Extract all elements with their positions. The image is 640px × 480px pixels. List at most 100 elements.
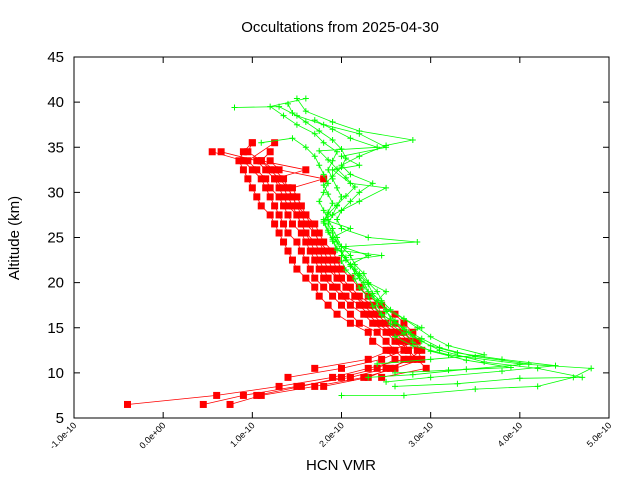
data-point-square — [288, 220, 296, 228]
data-point-square — [378, 355, 386, 363]
data-point-square — [239, 391, 247, 399]
data-point-square — [293, 238, 301, 246]
data-point-square — [199, 400, 207, 408]
data-point-plus — [325, 156, 332, 163]
data-point-square — [355, 301, 363, 309]
data-point-square — [248, 139, 256, 147]
data-point-square — [360, 301, 368, 309]
data-point-square — [306, 247, 314, 255]
x-axis-title: HCN VMR — [306, 457, 376, 474]
data-point-square — [333, 283, 341, 291]
data-point-square — [324, 247, 332, 255]
data-point-square — [413, 337, 421, 345]
data-point-plus — [338, 257, 345, 264]
series-layer — [124, 95, 595, 408]
data-point-square — [311, 274, 319, 282]
data-point-square — [391, 364, 399, 372]
data-point-plus — [325, 180, 332, 187]
y-tick-label: 25 — [47, 230, 64, 247]
data-point-square — [239, 157, 247, 165]
data-point-plus — [356, 285, 363, 292]
data-point-plus — [356, 128, 363, 135]
data-point-plus — [356, 198, 363, 205]
data-point-square — [315, 265, 323, 273]
data-point-plus — [334, 165, 341, 172]
data-point-square — [297, 211, 305, 219]
y-tick-label: 20 — [47, 275, 64, 292]
data-point-plus — [472, 353, 479, 360]
data-point-plus — [329, 126, 336, 133]
data-point-square — [373, 319, 381, 327]
data-point-square — [257, 202, 265, 210]
series-1 — [231, 95, 595, 399]
data-point-square — [364, 364, 372, 372]
data-point-plus — [392, 369, 398, 376]
data-point-plus — [325, 191, 332, 198]
data-point-plus — [392, 333, 398, 340]
data-point-plus — [383, 308, 390, 315]
data-point-square — [257, 391, 265, 399]
data-point-square — [373, 364, 381, 372]
data-point-square — [293, 382, 301, 390]
data-point-plus — [414, 239, 421, 246]
data-point-square — [338, 265, 345, 273]
data-point-square — [338, 364, 345, 372]
y-tick-label: 10 — [47, 365, 64, 382]
data-point-plus — [338, 153, 345, 160]
data-point-square — [329, 247, 337, 255]
data-point-plus — [499, 356, 505, 363]
data-point-square — [284, 373, 292, 381]
data-point-plus — [342, 254, 349, 261]
data-point-square — [360, 310, 368, 318]
data-point-plus — [400, 315, 407, 322]
data-point-plus — [329, 137, 336, 144]
data-point-plus — [320, 139, 327, 146]
data-point-square — [404, 346, 412, 354]
data-point-square — [382, 337, 390, 345]
data-point-plus — [378, 312, 385, 319]
data-point-plus — [342, 266, 349, 273]
data-point-plus — [427, 374, 434, 381]
data-point-plus — [347, 180, 354, 187]
data-point-square — [369, 310, 377, 318]
data-point-square — [217, 148, 225, 156]
data-point-square — [346, 283, 354, 291]
data-point-plus — [342, 155, 349, 162]
data-point-plus — [409, 371, 416, 378]
data-point-plus — [383, 142, 390, 149]
data-point-square — [346, 301, 354, 309]
data-point-plus — [302, 95, 309, 102]
data-point-square — [338, 292, 345, 300]
data-point-square — [271, 166, 279, 174]
data-point-square — [395, 337, 403, 345]
data-point-square — [333, 256, 341, 264]
data-point-plus — [320, 189, 327, 196]
data-point-plus — [427, 333, 434, 340]
data-point-square — [422, 364, 430, 372]
data-point-plus — [338, 392, 345, 399]
data-point-square — [262, 175, 270, 183]
data-point-square — [360, 373, 368, 381]
y-tick-label: 35 — [47, 139, 64, 156]
y-tick-label: 5 — [56, 410, 64, 427]
data-point-square — [302, 211, 310, 219]
data-point-plus — [338, 193, 345, 200]
data-point-square — [320, 265, 328, 273]
data-point-square — [333, 265, 341, 273]
data-point-plus — [481, 351, 488, 358]
data-point-square — [320, 283, 328, 291]
data-point-plus — [356, 272, 363, 279]
data-point-square — [329, 283, 337, 291]
data-point-plus — [329, 238, 336, 245]
data-point-plus — [311, 130, 318, 137]
data-point-square — [338, 373, 345, 381]
data-point-plus — [320, 171, 327, 178]
data-point-square — [382, 364, 390, 372]
data-point-plus — [334, 202, 341, 209]
data-point-square — [302, 256, 310, 264]
data-point-square — [324, 265, 332, 273]
data-point-square — [311, 238, 319, 246]
data-point-square — [355, 319, 363, 327]
data-point-plus — [338, 207, 345, 214]
data-point-square — [297, 247, 305, 255]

==========

▸ EXERCISE DETAILS
Reproduce every line of the listing above word for word, leaving the pictures out.

▸ THE REPLY
Extract all elements with their positions. The image is 640px × 480px pixels. List at most 100 elements.
data-point-square — [288, 220, 296, 228]
data-point-square — [378, 355, 386, 363]
data-point-square — [239, 391, 247, 399]
data-point-square — [293, 238, 301, 246]
data-point-square — [199, 400, 207, 408]
data-point-plus — [325, 156, 332, 163]
data-point-square — [355, 301, 363, 309]
data-point-square — [248, 139, 256, 147]
data-point-square — [360, 301, 368, 309]
data-point-square — [306, 247, 314, 255]
x-axis-title: HCN VMR — [306, 457, 376, 474]
data-point-square — [333, 283, 341, 291]
data-point-square — [324, 247, 332, 255]
data-point-square — [413, 337, 421, 345]
data-point-plus — [338, 257, 345, 264]
series-layer — [124, 95, 595, 408]
data-point-square — [311, 274, 319, 282]
data-point-square — [391, 364, 399, 372]
data-point-plus — [325, 180, 332, 187]
y-tick-label: 25 — [47, 230, 64, 247]
data-point-square — [239, 157, 247, 165]
data-point-plus — [356, 285, 363, 292]
data-point-plus — [356, 128, 363, 135]
data-point-plus — [356, 198, 363, 205]
data-point-square — [315, 265, 323, 273]
data-point-plus — [334, 165, 341, 172]
data-point-square — [297, 211, 305, 219]
y-tick-label: 20 — [47, 275, 64, 292]
data-point-plus — [472, 353, 479, 360]
data-point-plus — [329, 126, 336, 133]
data-point-square — [373, 319, 381, 327]
data-point-square — [257, 202, 265, 210]
series-1 — [231, 95, 595, 399]
data-point-square — [364, 364, 372, 372]
data-point-plus — [392, 369, 398, 376]
data-point-plus — [325, 191, 332, 198]
data-point-plus — [392, 333, 398, 340]
data-point-plus — [383, 308, 390, 315]
data-point-square — [257, 391, 265, 399]
data-point-square — [373, 364, 381, 372]
data-point-square — [293, 382, 301, 390]
data-point-plus — [414, 239, 421, 246]
data-point-square — [338, 265, 345, 273]
data-point-square — [338, 364, 345, 372]
y-tick-label: 10 — [47, 365, 64, 382]
data-point-plus — [338, 153, 345, 160]
data-point-square — [329, 247, 337, 255]
data-point-plus — [499, 356, 505, 363]
data-point-square — [284, 373, 292, 381]
data-point-plus — [342, 254, 349, 261]
data-point-square — [360, 310, 368, 318]
data-point-plus — [400, 315, 407, 322]
data-point-plus — [329, 137, 336, 144]
data-point-plus — [320, 139, 327, 146]
data-point-square — [404, 346, 412, 354]
data-point-square — [382, 337, 390, 345]
data-point-plus — [378, 312, 385, 319]
data-point-plus — [342, 266, 349, 273]
data-point-plus — [427, 374, 434, 381]
data-point-plus — [347, 180, 354, 187]
data-point-square — [369, 310, 377, 318]
data-point-square — [217, 148, 225, 156]
data-point-square — [346, 283, 354, 291]
data-point-plus — [342, 155, 349, 162]
data-point-plus — [409, 371, 416, 378]
data-point-plus — [383, 142, 390, 149]
data-point-square — [346, 301, 354, 309]
data-point-plus — [302, 95, 309, 102]
data-point-square — [338, 292, 345, 300]
data-point-square — [271, 166, 279, 174]
data-point-square — [395, 337, 403, 345]
data-point-square — [333, 256, 341, 264]
data-point-plus — [320, 189, 327, 196]
data-point-plus — [427, 333, 434, 340]
data-point-square — [422, 364, 430, 372]
data-point-plus — [338, 392, 345, 399]
data-point-square — [262, 175, 270, 183]
data-point-square — [360, 373, 368, 381]
y-tick-label: 35 — [47, 139, 64, 156]
y-tick-label: 5 — [56, 410, 64, 427]
data-point-square — [302, 211, 310, 219]
data-point-plus — [338, 193, 345, 200]
data-point-square — [320, 265, 328, 273]
data-point-square — [333, 265, 341, 273]
data-point-plus — [481, 351, 488, 358]
data-point-square — [320, 283, 328, 291]
data-point-plus — [356, 272, 363, 279]
data-point-square — [329, 283, 337, 291]
data-point-plus — [329, 238, 336, 245]
data-point-plus — [311, 130, 318, 137]
data-point-square — [338, 373, 345, 381]
data-point-plus — [320, 171, 327, 178]
data-point-square — [382, 364, 390, 372]
data-point-plus — [334, 202, 341, 209]
data-point-square — [302, 256, 310, 264]
data-point-square — [324, 265, 332, 273]
data-point-square — [311, 238, 319, 246]
data-point-square — [355, 319, 363, 327]
data-point-plus — [338, 207, 345, 214]
data-point-square — [297, 247, 305, 255]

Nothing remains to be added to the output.